*Given task*: Set down the material below word for word, from its start through the line containing "The solar thermal panel 1 is at (418, 103).", with both ends included. Leave the pictures out.
┄┄┄┄┄┄┄┄┄┄
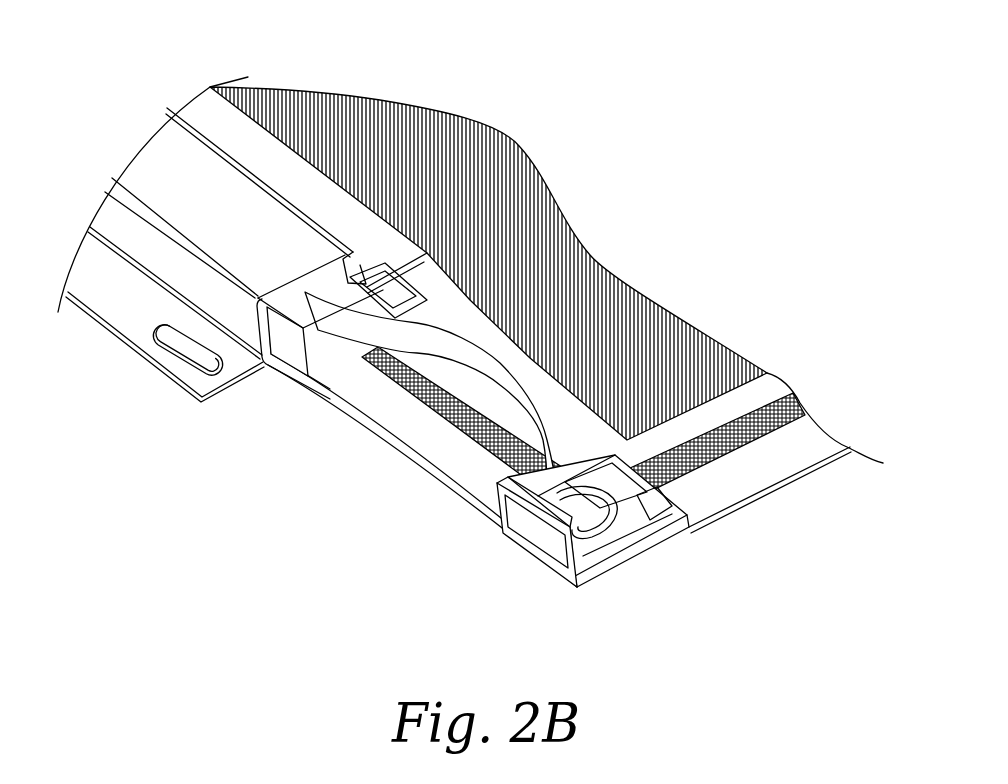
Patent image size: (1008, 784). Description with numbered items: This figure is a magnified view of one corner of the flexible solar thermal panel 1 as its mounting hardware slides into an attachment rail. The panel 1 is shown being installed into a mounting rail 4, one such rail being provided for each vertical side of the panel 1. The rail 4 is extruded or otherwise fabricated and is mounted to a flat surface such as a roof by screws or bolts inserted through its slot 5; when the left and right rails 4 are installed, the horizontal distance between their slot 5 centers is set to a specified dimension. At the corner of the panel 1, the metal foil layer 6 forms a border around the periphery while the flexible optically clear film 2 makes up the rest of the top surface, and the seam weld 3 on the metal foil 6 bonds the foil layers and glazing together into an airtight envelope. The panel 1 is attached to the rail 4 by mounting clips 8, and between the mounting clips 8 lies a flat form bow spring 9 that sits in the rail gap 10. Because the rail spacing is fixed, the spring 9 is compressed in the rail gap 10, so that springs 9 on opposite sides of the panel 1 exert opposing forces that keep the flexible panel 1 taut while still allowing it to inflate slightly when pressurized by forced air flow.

The solar thermal panel 1 is at (418, 103).
The flexible optically clear film 2 is at (483, 168).
The seam weld 3 is at (720, 455).
The mounting rail 4 is at (132, 305).
The slot 5 is at (187, 348).
The metal foil layer 6 is at (710, 485).
The mounting clip 8 is at (530, 533).
The flat form bow spring 9 is at (437, 341).
The rail gap 10 is at (303, 293).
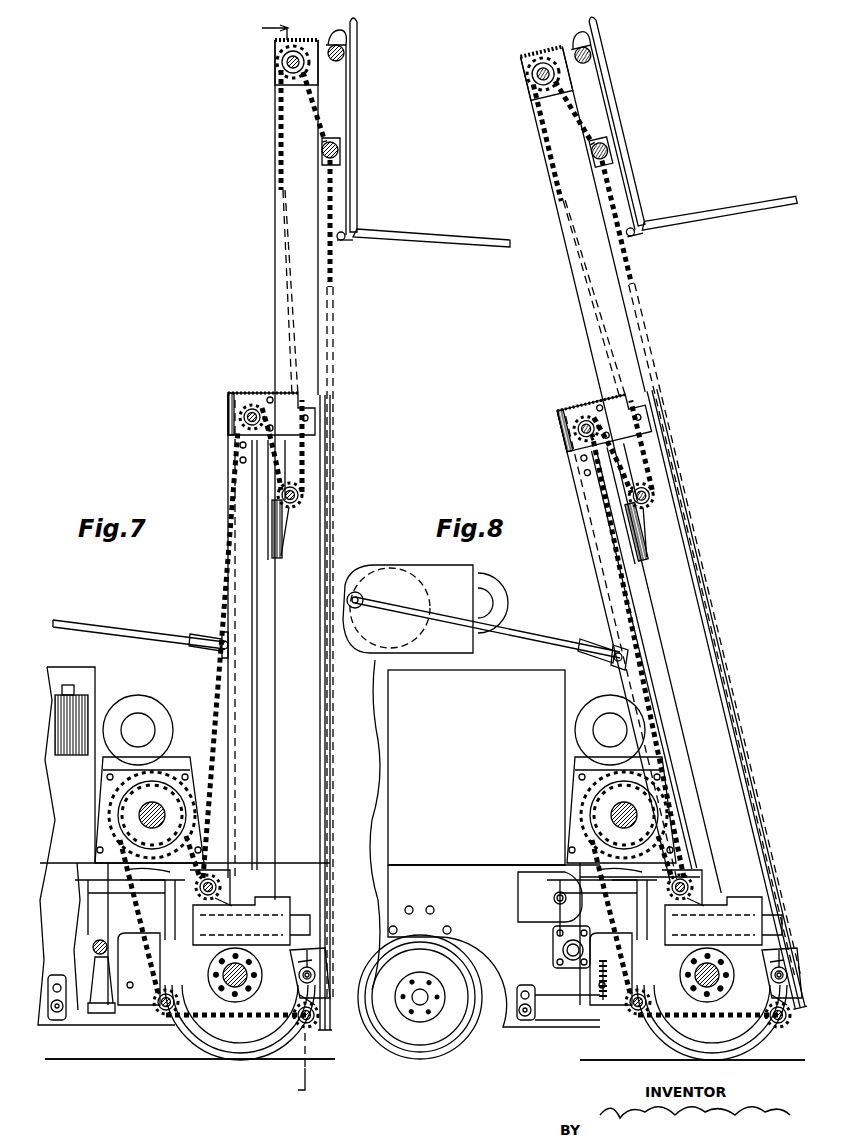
┄┄┄┄┄┄┄┄┄┄
*The answer*:
Patent image size: (1008, 784). Description with numbered items: This figure is a magnified view of one corner of the flexible solar thermal panel 1 as its mounting hardware slides into an attachment rail. The panel 1 is shown being installed into a mounting rail 4, one such rail being provided for each vertical side of the panel 1. The rail 4 is extruded or otherwise fabricated and is mounted to a flat surface such as a roof by screws or bolts inserted through its slot 5; when the left and right rails 4 are installed, the horizontal distance between their slot 5 centers is set to a specified dimension. At the corner of the panel 1, the metal foil layer 6 forms a border around the periphery while the flexible optically clear film 2 makes up the rest of the top surface, and the seam weld 3 on the metal foil 6 bonds the foil layers and glazing together into an airtight envelope. The panel 1 is attached to the rail 4 by mounting clips 8, and between the mounting clips 8 lies a flat form bow spring 9 that sits in the rail gap 10. Because the rail spacing is fixed, the spring 9 is compressed in the rail gap 10, so that springs 9 on opposite sides of the panel 1 exert opposing forces that keep the flexible panel 1 taut while still allowing it to inflate slightly when pressurized by forced air flow.

The solar thermal panel 1 is at (418, 103).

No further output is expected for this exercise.